■ What is required: Look for "движения" in the listing below. Gather each line that contains it.

■ Given data:

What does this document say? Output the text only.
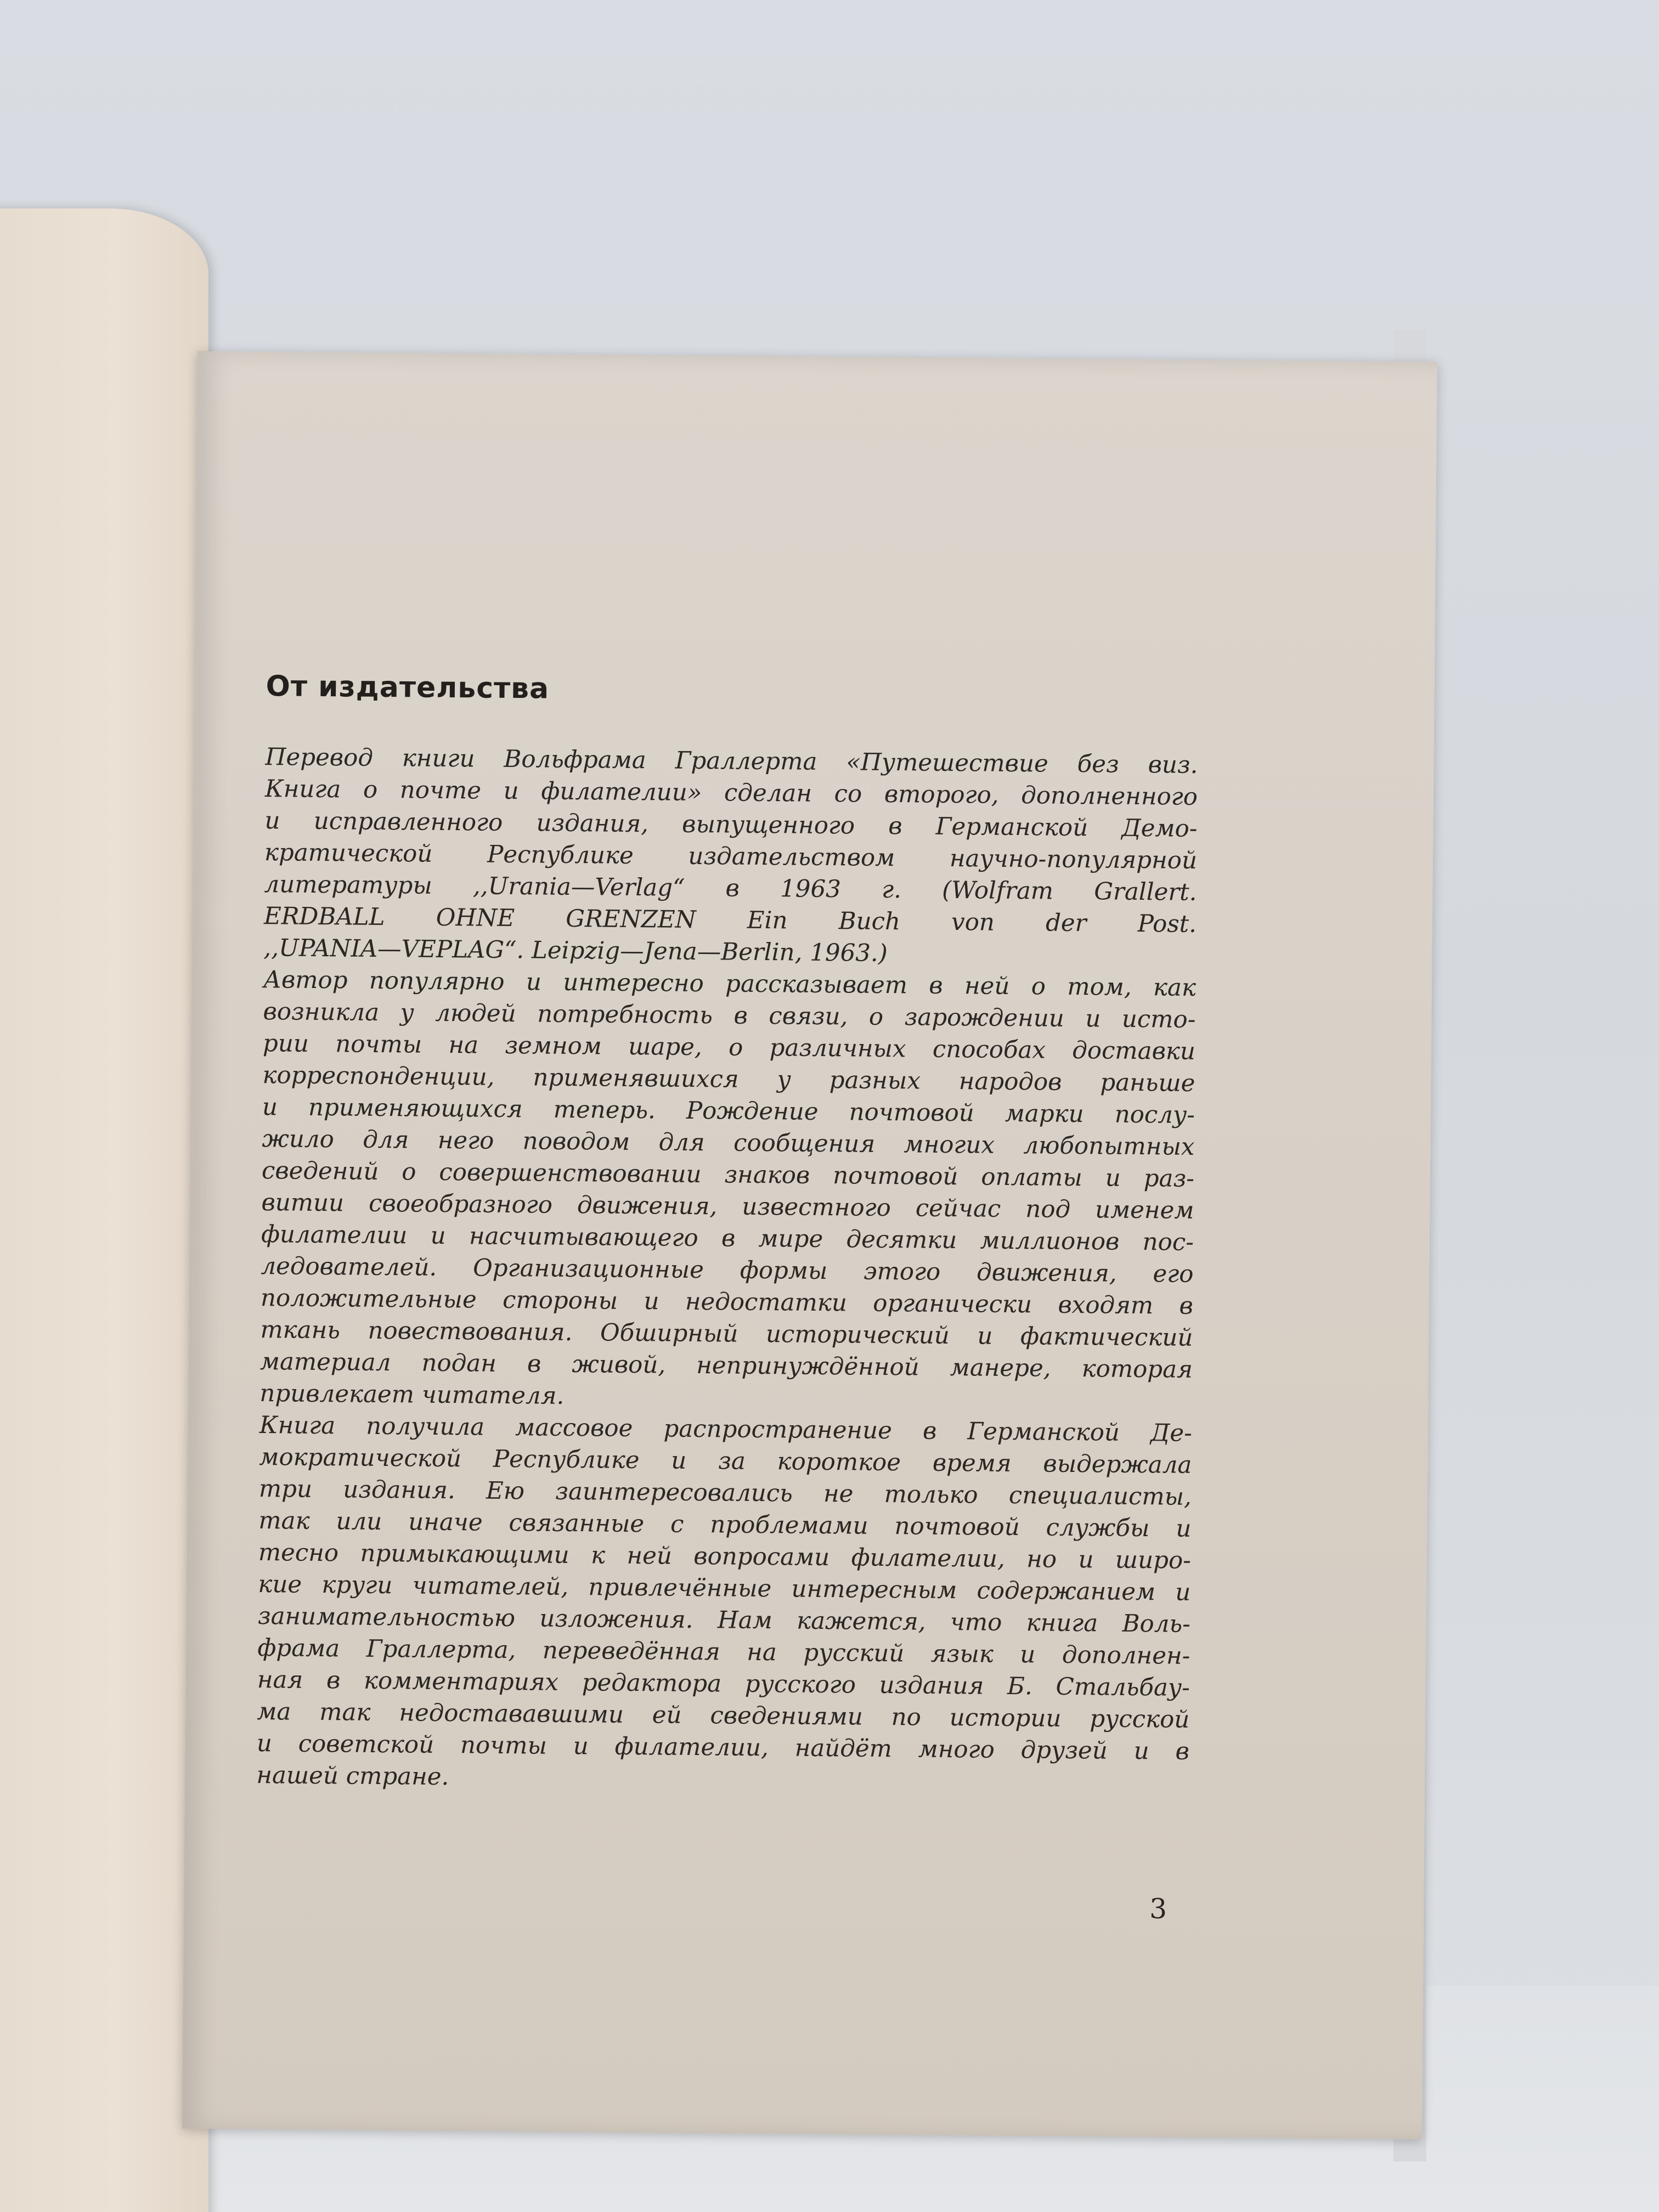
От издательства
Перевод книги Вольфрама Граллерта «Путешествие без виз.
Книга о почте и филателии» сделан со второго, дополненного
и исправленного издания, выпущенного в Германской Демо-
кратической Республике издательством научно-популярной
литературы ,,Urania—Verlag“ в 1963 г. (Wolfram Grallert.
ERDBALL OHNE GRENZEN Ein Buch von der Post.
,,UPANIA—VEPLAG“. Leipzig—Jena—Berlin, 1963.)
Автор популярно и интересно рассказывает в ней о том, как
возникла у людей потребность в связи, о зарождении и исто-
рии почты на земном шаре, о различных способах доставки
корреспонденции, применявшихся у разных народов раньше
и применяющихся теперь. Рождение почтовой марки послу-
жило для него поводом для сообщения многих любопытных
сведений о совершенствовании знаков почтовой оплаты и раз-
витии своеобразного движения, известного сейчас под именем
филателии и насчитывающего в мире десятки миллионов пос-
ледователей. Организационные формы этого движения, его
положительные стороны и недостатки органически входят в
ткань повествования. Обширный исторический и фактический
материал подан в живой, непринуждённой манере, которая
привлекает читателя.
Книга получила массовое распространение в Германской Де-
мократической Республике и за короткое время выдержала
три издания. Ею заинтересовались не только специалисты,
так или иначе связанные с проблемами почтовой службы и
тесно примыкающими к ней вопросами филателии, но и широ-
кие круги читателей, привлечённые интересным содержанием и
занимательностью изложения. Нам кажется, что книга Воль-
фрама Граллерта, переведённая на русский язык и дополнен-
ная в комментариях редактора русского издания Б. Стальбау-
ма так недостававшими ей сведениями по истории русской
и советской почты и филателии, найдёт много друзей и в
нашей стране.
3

---

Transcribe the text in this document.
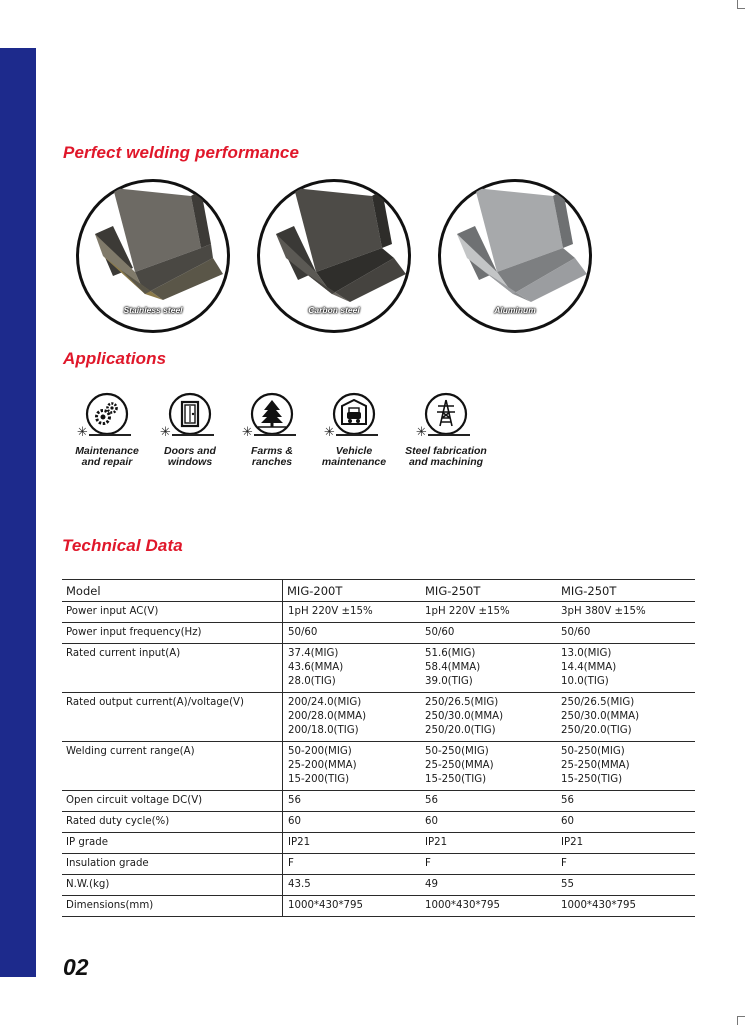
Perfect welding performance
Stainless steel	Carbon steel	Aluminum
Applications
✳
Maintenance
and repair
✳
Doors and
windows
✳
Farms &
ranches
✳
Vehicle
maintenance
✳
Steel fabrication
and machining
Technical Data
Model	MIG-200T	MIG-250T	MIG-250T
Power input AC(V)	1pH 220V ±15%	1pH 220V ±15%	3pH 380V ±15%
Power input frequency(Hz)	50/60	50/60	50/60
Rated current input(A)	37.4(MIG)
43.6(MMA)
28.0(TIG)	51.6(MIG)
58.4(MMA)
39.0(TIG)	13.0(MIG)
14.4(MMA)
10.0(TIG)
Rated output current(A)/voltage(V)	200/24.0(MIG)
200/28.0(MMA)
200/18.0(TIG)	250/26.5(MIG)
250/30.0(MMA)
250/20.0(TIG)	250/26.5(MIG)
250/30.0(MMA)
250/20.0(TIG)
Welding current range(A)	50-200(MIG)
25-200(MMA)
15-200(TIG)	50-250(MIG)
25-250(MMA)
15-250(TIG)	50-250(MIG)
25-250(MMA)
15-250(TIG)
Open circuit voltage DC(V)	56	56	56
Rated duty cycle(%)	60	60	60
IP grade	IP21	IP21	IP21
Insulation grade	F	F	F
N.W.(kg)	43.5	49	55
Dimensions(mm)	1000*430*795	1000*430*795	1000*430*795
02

■ Full output:
витии своеобразного движения, известного сейчас под именем
ледователей. Организационные формы этого движения, его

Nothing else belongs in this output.